** Excerpt provided follows **

Ok, I think from the title of this blog update, you can be safely assured that I really like AMCs The Walking Dead. I'll be honest, it's the one US show I've really been looking forward to seeing this year.....
Oh YEAH!....but y'know what, the trailer really doesn't do it justice. You may look at the bit where Andrew Lincoln wakes up in hospital and say (adopts whiney, sneering know-it-all voice) "Yeah, but Danny Boyle did that in 28 Days Later years ago..." (*discuss: see my note at the bottom of this post)
Yeah yeah yeah....let's face it, there aren't that many ways to start a zombie story on-screen. By the way, let me digress for the moment, and show you my favourite opener - from Zombieland...
Back to business, and (spoiler alert) The Walking Dead only resembles 28 Days Later in its subject matter and the situation the lead character Rick Grimes (Andrew Lincoln from Teachers and this Life) initially finds himself in. The show resembles the more serious offspring of a union between 28 Days Later and the BBCs Survivors, though somehow it comes across as more realistic than either of them - which I admit is strange, given the subject matter.

** End of Excerpt provided **
** Source data follows **

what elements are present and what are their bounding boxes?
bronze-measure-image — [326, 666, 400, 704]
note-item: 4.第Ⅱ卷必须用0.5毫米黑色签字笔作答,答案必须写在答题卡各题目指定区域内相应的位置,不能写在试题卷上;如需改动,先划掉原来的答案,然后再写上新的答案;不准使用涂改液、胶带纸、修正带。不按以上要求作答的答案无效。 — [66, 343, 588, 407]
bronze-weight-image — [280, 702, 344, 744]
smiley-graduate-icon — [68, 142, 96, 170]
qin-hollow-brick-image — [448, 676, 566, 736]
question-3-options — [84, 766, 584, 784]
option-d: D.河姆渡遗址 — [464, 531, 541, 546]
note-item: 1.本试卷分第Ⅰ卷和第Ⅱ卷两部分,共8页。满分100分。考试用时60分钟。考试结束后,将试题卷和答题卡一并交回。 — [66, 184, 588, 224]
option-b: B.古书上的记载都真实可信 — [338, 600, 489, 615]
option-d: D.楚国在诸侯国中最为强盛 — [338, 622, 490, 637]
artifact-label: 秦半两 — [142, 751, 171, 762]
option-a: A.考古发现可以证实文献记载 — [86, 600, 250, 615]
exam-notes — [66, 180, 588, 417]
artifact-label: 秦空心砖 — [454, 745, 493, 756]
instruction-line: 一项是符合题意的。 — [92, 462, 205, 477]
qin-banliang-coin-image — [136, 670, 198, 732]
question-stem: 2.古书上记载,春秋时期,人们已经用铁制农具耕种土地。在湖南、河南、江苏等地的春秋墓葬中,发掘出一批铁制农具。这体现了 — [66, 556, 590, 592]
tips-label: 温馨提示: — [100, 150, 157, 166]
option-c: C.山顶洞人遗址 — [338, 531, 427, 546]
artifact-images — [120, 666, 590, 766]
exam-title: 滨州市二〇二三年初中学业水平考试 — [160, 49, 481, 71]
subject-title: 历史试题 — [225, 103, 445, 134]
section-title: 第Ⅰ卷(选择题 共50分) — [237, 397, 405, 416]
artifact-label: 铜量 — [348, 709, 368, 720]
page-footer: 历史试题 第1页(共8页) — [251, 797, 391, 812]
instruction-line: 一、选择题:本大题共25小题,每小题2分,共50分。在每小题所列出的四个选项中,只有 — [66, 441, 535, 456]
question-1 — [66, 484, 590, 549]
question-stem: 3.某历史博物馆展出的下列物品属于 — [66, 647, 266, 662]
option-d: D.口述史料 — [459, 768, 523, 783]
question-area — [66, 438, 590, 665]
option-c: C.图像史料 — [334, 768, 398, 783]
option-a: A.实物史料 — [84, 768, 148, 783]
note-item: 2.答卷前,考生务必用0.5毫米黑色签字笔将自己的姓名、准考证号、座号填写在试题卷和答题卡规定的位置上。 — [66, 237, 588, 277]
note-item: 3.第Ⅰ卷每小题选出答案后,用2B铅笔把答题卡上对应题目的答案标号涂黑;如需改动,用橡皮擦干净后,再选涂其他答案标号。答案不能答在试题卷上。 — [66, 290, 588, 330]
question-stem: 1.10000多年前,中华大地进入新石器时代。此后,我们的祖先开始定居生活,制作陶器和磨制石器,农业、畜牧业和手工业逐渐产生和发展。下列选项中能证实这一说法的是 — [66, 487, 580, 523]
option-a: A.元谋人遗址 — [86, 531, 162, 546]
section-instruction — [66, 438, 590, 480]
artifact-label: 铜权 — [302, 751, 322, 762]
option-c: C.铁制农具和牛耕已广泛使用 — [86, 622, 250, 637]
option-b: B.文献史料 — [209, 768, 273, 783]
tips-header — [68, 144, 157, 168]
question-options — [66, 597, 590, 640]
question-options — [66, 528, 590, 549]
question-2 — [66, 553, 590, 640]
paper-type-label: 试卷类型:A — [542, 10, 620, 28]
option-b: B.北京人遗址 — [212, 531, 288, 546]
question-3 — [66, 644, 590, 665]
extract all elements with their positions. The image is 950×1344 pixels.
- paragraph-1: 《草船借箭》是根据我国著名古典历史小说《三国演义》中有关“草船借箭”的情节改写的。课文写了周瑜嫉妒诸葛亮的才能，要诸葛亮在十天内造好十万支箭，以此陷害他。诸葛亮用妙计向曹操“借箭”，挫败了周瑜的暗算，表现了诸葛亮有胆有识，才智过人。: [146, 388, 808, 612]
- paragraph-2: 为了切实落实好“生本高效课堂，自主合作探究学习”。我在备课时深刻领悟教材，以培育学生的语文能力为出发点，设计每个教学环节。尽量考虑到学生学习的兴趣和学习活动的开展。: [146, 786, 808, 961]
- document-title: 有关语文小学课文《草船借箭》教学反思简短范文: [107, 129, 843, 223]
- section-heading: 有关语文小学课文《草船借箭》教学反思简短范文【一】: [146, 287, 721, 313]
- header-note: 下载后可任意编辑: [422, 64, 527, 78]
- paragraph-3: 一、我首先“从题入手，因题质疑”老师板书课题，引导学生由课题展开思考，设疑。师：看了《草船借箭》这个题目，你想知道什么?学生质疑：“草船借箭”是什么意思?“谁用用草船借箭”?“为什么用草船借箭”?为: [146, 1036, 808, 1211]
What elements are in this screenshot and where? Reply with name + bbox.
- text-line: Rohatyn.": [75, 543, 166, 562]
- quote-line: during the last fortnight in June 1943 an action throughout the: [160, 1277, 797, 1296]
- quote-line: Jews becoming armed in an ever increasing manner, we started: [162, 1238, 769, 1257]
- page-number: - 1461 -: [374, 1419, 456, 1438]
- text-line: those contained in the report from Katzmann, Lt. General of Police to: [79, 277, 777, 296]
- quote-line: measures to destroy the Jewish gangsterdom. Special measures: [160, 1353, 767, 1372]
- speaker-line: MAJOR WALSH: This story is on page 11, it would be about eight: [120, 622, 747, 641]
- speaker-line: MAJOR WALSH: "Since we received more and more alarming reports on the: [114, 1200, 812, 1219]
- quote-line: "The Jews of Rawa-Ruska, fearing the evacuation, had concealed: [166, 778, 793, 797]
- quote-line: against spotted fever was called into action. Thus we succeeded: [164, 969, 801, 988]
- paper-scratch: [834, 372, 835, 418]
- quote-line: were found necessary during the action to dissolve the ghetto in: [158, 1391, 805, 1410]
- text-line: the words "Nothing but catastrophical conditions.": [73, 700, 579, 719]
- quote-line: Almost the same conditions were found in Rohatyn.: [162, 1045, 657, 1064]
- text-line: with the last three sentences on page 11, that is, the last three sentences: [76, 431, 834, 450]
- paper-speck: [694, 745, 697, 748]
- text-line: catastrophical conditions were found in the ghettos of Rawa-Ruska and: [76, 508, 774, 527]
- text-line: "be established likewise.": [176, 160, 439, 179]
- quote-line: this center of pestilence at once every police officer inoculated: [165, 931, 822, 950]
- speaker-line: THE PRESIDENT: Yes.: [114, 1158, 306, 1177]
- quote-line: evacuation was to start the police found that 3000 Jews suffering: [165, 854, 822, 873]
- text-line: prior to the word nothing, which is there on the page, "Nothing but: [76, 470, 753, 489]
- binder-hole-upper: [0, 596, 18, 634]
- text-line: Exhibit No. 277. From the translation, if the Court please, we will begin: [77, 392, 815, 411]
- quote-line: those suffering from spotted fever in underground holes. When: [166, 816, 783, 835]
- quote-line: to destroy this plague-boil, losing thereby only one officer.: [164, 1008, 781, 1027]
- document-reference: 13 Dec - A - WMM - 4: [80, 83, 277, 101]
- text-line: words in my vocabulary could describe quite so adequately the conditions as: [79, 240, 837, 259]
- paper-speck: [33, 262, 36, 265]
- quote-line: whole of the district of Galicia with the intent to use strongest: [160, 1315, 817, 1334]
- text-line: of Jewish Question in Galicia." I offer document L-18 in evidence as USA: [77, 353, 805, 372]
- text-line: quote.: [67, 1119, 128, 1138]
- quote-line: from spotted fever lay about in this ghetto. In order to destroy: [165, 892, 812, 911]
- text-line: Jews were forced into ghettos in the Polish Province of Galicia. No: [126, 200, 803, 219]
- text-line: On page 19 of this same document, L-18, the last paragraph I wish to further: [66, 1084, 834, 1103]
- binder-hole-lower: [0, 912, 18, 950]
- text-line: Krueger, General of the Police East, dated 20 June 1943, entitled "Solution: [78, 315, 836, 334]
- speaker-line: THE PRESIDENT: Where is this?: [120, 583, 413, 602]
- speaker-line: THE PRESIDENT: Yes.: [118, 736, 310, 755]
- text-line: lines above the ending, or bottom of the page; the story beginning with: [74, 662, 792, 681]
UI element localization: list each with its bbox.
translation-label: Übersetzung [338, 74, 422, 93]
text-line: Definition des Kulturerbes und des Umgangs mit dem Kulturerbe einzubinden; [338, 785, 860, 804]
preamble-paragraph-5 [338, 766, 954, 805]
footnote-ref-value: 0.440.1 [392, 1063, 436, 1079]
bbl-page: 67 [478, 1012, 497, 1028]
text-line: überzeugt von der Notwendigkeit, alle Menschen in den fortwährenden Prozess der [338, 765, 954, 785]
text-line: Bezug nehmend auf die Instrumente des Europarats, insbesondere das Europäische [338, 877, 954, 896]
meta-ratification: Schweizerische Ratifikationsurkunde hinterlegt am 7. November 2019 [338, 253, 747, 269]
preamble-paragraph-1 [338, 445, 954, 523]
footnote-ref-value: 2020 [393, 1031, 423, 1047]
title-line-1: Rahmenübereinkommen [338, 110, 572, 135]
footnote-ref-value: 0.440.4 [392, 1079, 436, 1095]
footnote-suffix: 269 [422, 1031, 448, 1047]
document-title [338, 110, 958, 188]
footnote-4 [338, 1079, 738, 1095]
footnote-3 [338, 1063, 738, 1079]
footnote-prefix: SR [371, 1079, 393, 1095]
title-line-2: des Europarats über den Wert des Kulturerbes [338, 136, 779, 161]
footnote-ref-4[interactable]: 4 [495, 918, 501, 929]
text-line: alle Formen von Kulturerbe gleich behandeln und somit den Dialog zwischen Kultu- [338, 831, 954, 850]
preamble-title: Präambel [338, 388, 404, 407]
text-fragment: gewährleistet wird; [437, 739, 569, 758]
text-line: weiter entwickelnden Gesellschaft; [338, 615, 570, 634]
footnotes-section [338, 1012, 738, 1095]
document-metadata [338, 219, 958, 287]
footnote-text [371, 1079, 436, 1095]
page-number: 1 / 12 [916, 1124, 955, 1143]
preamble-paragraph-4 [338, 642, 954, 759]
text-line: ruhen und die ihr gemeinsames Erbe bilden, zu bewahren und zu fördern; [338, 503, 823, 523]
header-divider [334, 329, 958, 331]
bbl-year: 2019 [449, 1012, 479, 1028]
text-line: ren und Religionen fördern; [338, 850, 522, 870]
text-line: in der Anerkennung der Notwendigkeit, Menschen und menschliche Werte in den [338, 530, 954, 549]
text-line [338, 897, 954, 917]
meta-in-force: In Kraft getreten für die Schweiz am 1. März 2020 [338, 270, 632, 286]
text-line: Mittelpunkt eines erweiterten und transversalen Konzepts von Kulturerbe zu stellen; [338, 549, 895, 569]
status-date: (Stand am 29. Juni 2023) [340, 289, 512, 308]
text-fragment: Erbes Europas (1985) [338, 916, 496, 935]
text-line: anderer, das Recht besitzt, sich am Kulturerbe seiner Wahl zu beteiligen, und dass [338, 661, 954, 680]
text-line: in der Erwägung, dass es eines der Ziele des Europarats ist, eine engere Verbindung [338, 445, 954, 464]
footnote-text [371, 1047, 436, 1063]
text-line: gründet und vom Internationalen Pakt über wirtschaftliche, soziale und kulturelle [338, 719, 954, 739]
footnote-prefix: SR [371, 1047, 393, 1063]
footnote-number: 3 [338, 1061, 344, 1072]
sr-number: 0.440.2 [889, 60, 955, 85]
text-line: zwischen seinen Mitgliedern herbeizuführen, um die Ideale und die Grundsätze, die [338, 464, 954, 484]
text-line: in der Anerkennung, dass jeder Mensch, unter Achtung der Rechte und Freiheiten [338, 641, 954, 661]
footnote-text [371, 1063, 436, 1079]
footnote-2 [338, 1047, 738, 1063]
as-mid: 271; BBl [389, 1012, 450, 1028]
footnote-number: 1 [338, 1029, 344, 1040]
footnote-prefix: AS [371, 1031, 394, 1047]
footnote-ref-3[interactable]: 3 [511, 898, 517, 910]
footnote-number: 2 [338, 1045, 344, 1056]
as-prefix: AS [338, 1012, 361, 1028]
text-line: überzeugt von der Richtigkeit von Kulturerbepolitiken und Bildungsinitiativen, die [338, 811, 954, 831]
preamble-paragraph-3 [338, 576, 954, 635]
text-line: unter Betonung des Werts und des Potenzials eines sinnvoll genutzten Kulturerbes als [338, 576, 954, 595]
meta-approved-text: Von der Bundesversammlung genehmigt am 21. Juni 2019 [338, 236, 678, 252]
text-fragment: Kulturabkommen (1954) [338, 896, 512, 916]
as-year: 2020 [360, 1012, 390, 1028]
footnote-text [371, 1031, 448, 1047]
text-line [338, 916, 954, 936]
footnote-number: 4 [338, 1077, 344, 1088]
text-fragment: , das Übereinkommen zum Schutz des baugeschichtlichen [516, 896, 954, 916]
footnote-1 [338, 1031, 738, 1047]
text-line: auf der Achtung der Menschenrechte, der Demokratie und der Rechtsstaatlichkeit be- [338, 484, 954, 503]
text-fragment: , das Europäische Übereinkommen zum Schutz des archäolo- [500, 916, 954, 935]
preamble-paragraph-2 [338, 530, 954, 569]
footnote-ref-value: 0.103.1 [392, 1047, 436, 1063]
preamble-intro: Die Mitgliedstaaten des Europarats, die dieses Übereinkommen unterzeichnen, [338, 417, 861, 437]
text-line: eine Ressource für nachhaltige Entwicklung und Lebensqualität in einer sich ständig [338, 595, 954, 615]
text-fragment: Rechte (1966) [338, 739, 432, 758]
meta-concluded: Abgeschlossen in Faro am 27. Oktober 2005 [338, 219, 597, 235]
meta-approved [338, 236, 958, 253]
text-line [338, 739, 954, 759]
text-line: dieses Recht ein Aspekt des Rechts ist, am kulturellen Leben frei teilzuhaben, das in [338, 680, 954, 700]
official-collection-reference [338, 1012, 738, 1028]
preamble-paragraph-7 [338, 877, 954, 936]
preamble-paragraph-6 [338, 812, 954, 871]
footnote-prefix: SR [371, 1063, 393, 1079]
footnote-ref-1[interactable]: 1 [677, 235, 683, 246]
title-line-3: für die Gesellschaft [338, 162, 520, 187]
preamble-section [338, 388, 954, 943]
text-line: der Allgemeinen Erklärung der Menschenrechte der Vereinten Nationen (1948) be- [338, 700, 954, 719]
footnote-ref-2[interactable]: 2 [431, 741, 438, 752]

** End of Source data **

Required work:
A. In the post about The Walking Dead, rewrite the passage from "Ok, I think" to "seeing this year.....", replacing "blog update" with "blog post".
B. According to the post about The Walking Dead, the show resembles the more serious offspring of a union between which two productions?
C. Continue the post about The Walking Dead from where it stops.

Answers provided:
A.
Ok, I think from the title of this blog post, you can be safely assured that I really like AMCs The Walking Dead. I'll be honest, it's the one US show I've really been looking forward to seeing this year.....

B. 28 Days Later and the BBCs Survivors.

C.
Remember when Cillian Murphy woke up in 28 Days Later? It was used as a sequence of pure spectacle, with him wandering around a deserted London, empty apart from sprinting zombies. Well, this is slightly different. Rick Grimes wakes, can barely stand, and is faced with a deserted hospital with some rooms barracaded shut, with the undead trying to get out - not to mention the piles of bodies outside. You get a real sense of just how bad things have got in the time he's been unconscious.
He is found by an uninfected father and son who think he's a threat because he's wounded (they initially think he's been bitten by a zombie) and after he gets tooled-up, he heads off to Atlanta to try to find his missing wife and son (so far, so Survivors).
But where this differs from previous efforts is that the characters have time to consider their actions. The father and son are trapped: physically by a house surrounded by the undead every night, and emotionally, by the fact that one of the besieging zombies is the father's beloved wife, and the mother of his child.
Another scene stood out for me - on the way home in his hospital nightgown, Grimes encounters his first zombie face-to-face. It's the pitful remains of a young woman, a hissing, snarling torso with arms and a head, only able to move by dragging herself along. He returns a few days later, and spends some time searching for what's left of her, before telling her "I'm sorry this happened to you" and blowing her brains out.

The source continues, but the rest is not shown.